» **Source extract**:
☆ ☆ ☆ ☆
Lord Hoffman argued that these rules did not arise from the defence of illegality. Rather, they are the normal application of novus actus interveniens principles in causation. If this is true, then the ruling in Patel v Mirza might not affect this area of tort. The lack of causation precludes liability, making defences irrelevant.

However, Lords Brown and Roger in Gray disagreed that the rules in tort were based on causation. They attributed the rules to the defence of illegality. If this is true, then the two rules in Gray have been replaced by the approach in Patel v Mirza. Even so, how Patel v Mirza might apply in this kind of case was unclear. This was particularly true in light of Lord Phillip’s obiter dicta in Gray speculating that the rules might not apply where the criminal sentence did not indicate that the offender was personally responsible for the offence (particularly where the sole sentence was a hospital order).

These were the issues the Supreme Court was asked to decide in this case.


The Supreme Court held in favour of the respondent.

  • They held that all of the appellant’s losses were barred by the defence of illegality. Since the facts were materially the same as the facts in Gray, the case could not be distinguished and should have the same outcome.
  • The court declined to adopt the obiter dicta of Lord Phillips in Gray. The court thought that introducing such an exception would create conflict between the civil and criminal law.
  • The correct approach to apply in any civil case is the defence of illegality as defined in Patel v Mirza.
  • The reasoning in Gray was compatible with the principles in Patel. The judges had correctly identified the strong policy considerations in favour of the wide and narrow rules – particularly the need to maintain consistency between the criminal and civil law.
  • Applying the ‘trio of considerations’ approach in Patel to the present facts, the defence of illegality barred the claim. In addition to the policy factors identified in Gray, the court was influenced by the following: the gravity of the offence; the value of deterring and condemning such offences; the close connection between the offence and the claim; the public interest in the proper allocation of NHS resources; and the fundamental value of the right to life.
This Case is Authority For…

The court provided the following guidance on applying the ‘trio of considerations’ test in Patel v Mirza:

  • Where policy considerations under the first two stages of the test come down firmly in favour of the defence applying, there is not usually any need to consider the third stage;
  • Considerable weight should be given to the policy that a person should not benefit from their own wrongdoing;
  • Considerable weight should be given to the need to maintain consistency between different areas of law;
  • When considering whether denying the claim would be proportionate, the centrality and closeness of the causal link between the illegality and the claim is an important factor.
☆ ☆ ☆ ☆
» **Task**:
In the case summary, why did the Supreme Court hold that this case could not be distinguished from Gray? Explain in one to three sentences.

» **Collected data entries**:
☆ ☆ ☆ ☆
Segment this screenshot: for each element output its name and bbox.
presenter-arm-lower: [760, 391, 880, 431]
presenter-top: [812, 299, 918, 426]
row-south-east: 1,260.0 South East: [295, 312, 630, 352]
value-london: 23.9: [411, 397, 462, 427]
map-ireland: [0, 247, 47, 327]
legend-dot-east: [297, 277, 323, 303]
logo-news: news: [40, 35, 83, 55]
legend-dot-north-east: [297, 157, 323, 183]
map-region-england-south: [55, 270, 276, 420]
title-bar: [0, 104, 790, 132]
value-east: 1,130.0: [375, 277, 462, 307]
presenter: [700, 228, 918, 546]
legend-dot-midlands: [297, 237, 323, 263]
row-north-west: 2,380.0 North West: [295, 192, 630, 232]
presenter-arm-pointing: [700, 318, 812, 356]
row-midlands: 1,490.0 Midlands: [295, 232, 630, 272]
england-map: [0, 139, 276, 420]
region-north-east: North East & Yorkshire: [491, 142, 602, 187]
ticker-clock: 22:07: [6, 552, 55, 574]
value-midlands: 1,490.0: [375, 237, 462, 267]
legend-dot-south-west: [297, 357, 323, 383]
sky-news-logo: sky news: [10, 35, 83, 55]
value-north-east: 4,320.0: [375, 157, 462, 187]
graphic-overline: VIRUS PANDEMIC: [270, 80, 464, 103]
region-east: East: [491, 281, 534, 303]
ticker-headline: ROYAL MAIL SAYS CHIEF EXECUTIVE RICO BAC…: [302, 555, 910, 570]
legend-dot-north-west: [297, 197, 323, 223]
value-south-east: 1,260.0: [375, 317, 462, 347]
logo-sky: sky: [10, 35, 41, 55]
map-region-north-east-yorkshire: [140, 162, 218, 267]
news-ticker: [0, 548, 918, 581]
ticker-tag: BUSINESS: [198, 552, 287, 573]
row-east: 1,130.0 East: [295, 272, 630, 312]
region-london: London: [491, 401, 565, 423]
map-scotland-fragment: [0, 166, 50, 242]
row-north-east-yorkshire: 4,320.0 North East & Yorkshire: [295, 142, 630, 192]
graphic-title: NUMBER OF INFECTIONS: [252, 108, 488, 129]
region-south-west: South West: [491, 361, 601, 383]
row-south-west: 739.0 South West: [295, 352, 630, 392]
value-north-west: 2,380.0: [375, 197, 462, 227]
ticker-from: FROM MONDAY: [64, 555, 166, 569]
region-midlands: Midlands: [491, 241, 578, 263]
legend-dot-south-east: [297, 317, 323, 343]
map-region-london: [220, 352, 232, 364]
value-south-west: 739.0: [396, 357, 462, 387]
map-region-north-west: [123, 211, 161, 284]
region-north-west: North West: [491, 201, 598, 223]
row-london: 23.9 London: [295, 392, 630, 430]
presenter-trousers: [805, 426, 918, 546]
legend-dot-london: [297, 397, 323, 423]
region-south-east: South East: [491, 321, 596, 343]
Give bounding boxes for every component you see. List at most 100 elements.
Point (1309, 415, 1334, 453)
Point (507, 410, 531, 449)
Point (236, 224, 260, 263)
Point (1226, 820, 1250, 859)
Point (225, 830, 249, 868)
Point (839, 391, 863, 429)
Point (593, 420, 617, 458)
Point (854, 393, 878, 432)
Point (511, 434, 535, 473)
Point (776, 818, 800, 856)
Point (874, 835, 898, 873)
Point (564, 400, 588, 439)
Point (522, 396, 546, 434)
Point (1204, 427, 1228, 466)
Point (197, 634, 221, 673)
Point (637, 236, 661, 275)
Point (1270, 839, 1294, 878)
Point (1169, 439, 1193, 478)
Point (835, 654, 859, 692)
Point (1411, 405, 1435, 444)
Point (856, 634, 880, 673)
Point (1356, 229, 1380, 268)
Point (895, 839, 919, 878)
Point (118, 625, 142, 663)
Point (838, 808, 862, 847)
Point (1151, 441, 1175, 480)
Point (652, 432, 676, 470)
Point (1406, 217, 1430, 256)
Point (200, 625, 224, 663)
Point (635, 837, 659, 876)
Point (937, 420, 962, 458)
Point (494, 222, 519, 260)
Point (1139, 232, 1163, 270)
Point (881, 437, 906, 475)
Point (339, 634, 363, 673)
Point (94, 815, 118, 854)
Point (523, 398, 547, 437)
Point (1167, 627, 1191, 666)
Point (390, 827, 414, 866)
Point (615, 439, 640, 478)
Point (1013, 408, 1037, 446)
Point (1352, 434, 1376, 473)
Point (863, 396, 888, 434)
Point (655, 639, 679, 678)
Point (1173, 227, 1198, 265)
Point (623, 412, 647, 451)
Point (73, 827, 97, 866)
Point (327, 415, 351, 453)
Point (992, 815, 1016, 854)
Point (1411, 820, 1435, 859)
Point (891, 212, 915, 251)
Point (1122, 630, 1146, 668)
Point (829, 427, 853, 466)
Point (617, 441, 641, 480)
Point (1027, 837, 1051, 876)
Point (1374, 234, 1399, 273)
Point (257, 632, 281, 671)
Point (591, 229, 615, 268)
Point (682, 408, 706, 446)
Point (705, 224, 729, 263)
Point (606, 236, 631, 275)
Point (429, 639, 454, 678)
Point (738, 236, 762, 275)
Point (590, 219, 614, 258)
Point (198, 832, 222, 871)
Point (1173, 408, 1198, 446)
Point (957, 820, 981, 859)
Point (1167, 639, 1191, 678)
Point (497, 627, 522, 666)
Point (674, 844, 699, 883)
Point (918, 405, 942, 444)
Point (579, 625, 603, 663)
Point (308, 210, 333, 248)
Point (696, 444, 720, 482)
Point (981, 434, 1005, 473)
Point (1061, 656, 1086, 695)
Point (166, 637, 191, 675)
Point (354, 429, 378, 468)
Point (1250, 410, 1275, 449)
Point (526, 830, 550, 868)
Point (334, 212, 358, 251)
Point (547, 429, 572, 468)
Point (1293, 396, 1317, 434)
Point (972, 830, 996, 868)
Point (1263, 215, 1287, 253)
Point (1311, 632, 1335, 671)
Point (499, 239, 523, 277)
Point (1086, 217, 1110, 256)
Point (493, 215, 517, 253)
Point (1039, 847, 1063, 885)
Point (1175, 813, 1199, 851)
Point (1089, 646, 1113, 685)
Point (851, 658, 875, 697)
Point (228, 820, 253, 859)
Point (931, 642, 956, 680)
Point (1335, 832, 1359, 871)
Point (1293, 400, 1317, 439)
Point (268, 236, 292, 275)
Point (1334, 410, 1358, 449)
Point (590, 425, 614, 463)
☆ ☆ ☆ ☆
» **Written solution**:
The facts of this case were materially the same as the facts in Gray. So the case could not be distinguished and should have the same outcome.